Make an exact transcription of the material, leaving out all images.

[Stored entries]
↓

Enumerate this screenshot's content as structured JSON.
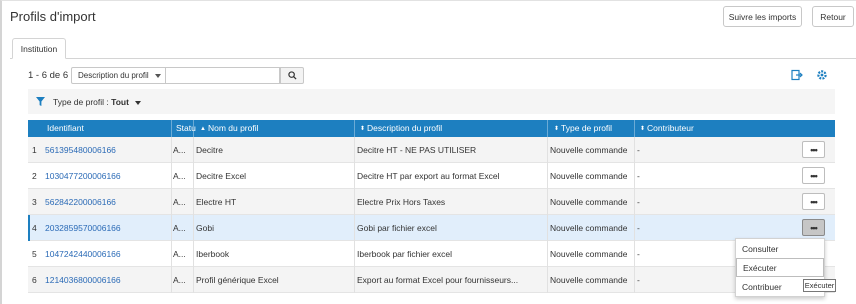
{
  "header": {
    "title": "Profils d'import",
    "follow_label": "Suivre les imports",
    "back_label": "Retour"
  },
  "tabs": [
    {
      "label": "Institution"
    }
  ],
  "toolbar": {
    "count": "1 - 6 de 6",
    "search_field": "Description du profil",
    "search_value": ""
  },
  "filter": {
    "label": "Type de profil :",
    "value": "Tout"
  },
  "table": {
    "headers": {
      "identifiant": "Identifiant",
      "statut": "Statu",
      "nom": "Nom du profil",
      "description": "Description du profil",
      "type": "Type de profil",
      "contributeur": "Contributeur"
    },
    "rows": [
      {
        "num": "1",
        "id": "561395480006166",
        "statut": "A...",
        "nom": "Decitre",
        "description": "Decitre HT - NE PAS UTILISER",
        "type": "Nouvelle commande",
        "contributeur": "-",
        "actions": "•••"
      },
      {
        "num": "2",
        "id": "1030477200006166",
        "statut": "A...",
        "nom": "Decitre Excel",
        "description": "Decitre HT par export au format Excel",
        "type": "Nouvelle commande",
        "contributeur": "-",
        "actions": "•••"
      },
      {
        "num": "3",
        "id": "562842200006166",
        "statut": "A...",
        "nom": "Electre HT",
        "description": "Electre Prix Hors Taxes",
        "type": "Nouvelle commande",
        "contributeur": "-",
        "actions": "•••"
      },
      {
        "num": "4",
        "id": "2032859570006166",
        "statut": "A...",
        "nom": "Gobi",
        "description": "Gobi par fichier excel",
        "type": "Nouvelle commande",
        "contributeur": "-",
        "actions": "•••"
      },
      {
        "num": "5",
        "id": "1047242440006166",
        "statut": "A...",
        "nom": "Iberbook",
        "description": "Iberbook par fichier excel",
        "type": "Nouvelle commande",
        "contributeur": "-",
        "actions": "•••"
      },
      {
        "num": "6",
        "id": "1214036800006166",
        "statut": "A...",
        "nom": "Profil générique Excel",
        "description": "Export au format Excel pour fournisseurs...",
        "type": "Nouvelle commande",
        "contributeur": "-",
        "actions": "•••"
      }
    ]
  },
  "context_menu": {
    "items": [
      {
        "label": "Consulter"
      },
      {
        "label": "Exécuter"
      },
      {
        "label": "Contribuer"
      }
    ]
  },
  "tooltip": {
    "text": "Exécuter"
  },
  "colors": {
    "accent": "#1d7fc0",
    "link": "#2a6ab6",
    "selected_row": "#e1eefb"
  },
  "icons": [
    "filter-icon",
    "search-icon",
    "export-icon",
    "settings-icon",
    "sort-asc-icon",
    "sort-both-icon",
    "caret-down-icon"
  ]
}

↑

*Written reply*
Enumerate this screenshot's content as structured JSON.
{
  "header": {
    "title": "Profils d'import",
    "follow_label": "Suivre les imports",
    "back_label": "Retour"
  },
  "tabs": [
    {
      "label": "Institution"
    }
  ],
  "toolbar": {
    "count": "1 - 6 de 6",
    "search_field": "Description du profil",
    "search_value": ""
  },
  "filter": {
    "label": "Type de profil :",
    "value": "Tout"
  },
  "table": {
    "headers": {
      "identifiant": "Identifiant",
      "statut": "Statu",
      "nom": "Nom du profil",
      "description": "Description du profil",
      "type": "Type de profil",
      "contributeur": "Contributeur"
    },
    "rows": [
      {
        "num": "1",
        "id": "561395480006166",
        "statut": "A...",
        "nom": "Decitre",
        "description": "Decitre HT - NE PAS UTILISER",
        "type": "Nouvelle commande",
        "contributeur": "-",
        "actions": "•••"
      },
      {
        "num": "2",
        "id": "1030477200006166",
        "statut": "A...",
        "nom": "Decitre Excel",
        "description": "Decitre HT par export au format Excel",
        "type": "Nouvelle commande",
        "contributeur": "-",
        "actions": "•••"
      },
      {
        "num": "3",
        "id": "562842200006166",
        "statut": "A...",
        "nom": "Electre HT",
        "description": "Electre Prix Hors Taxes",
        "type": "Nouvelle commande",
        "contributeur": "-",
        "actions": "•••"
      },
      {
        "num": "4",
        "id": "2032859570006166",
        "statut": "A...",
        "nom": "Gobi",
        "description": "Gobi par fichier excel",
        "type": "Nouvelle commande",
        "contributeur": "-",
        "actions": "•••"
      },
      {
        "num": "5",
        "id": "1047242440006166",
        "statut": "A...",
        "nom": "Iberbook",
        "description": "Iberbook par fichier excel",
        "type": "Nouvelle commande",
        "contributeur": "-",
        "actions": "•••"
      },
      {
        "num": "6",
        "id": "1214036800006166",
        "statut": "A...",
        "nom": "Profil générique Excel",
        "description": "Export au format Excel pour fournisseurs...",
        "type": "Nouvelle commande",
        "contributeur": "-",
        "actions": "•••"
      }
    ]
  },
  "context_menu": {
    "items": [
      {
        "label": "Consulter"
      },
      {
        "label": "Exécuter"
      },
      {
        "label": "Contribuer"
      }
    ]
  },
  "tooltip": {
    "text": "Exécuter"
  },
  "colors": {
    "accent": "#1d7fc0",
    "link": "#2a6ab6",
    "selected_row": "#e1eefb"
  },
  "icons": [
    "filter-icon",
    "search-icon",
    "export-icon",
    "settings-icon",
    "sort-asc-icon",
    "sort-both-icon",
    "caret-down-icon"
  ]
}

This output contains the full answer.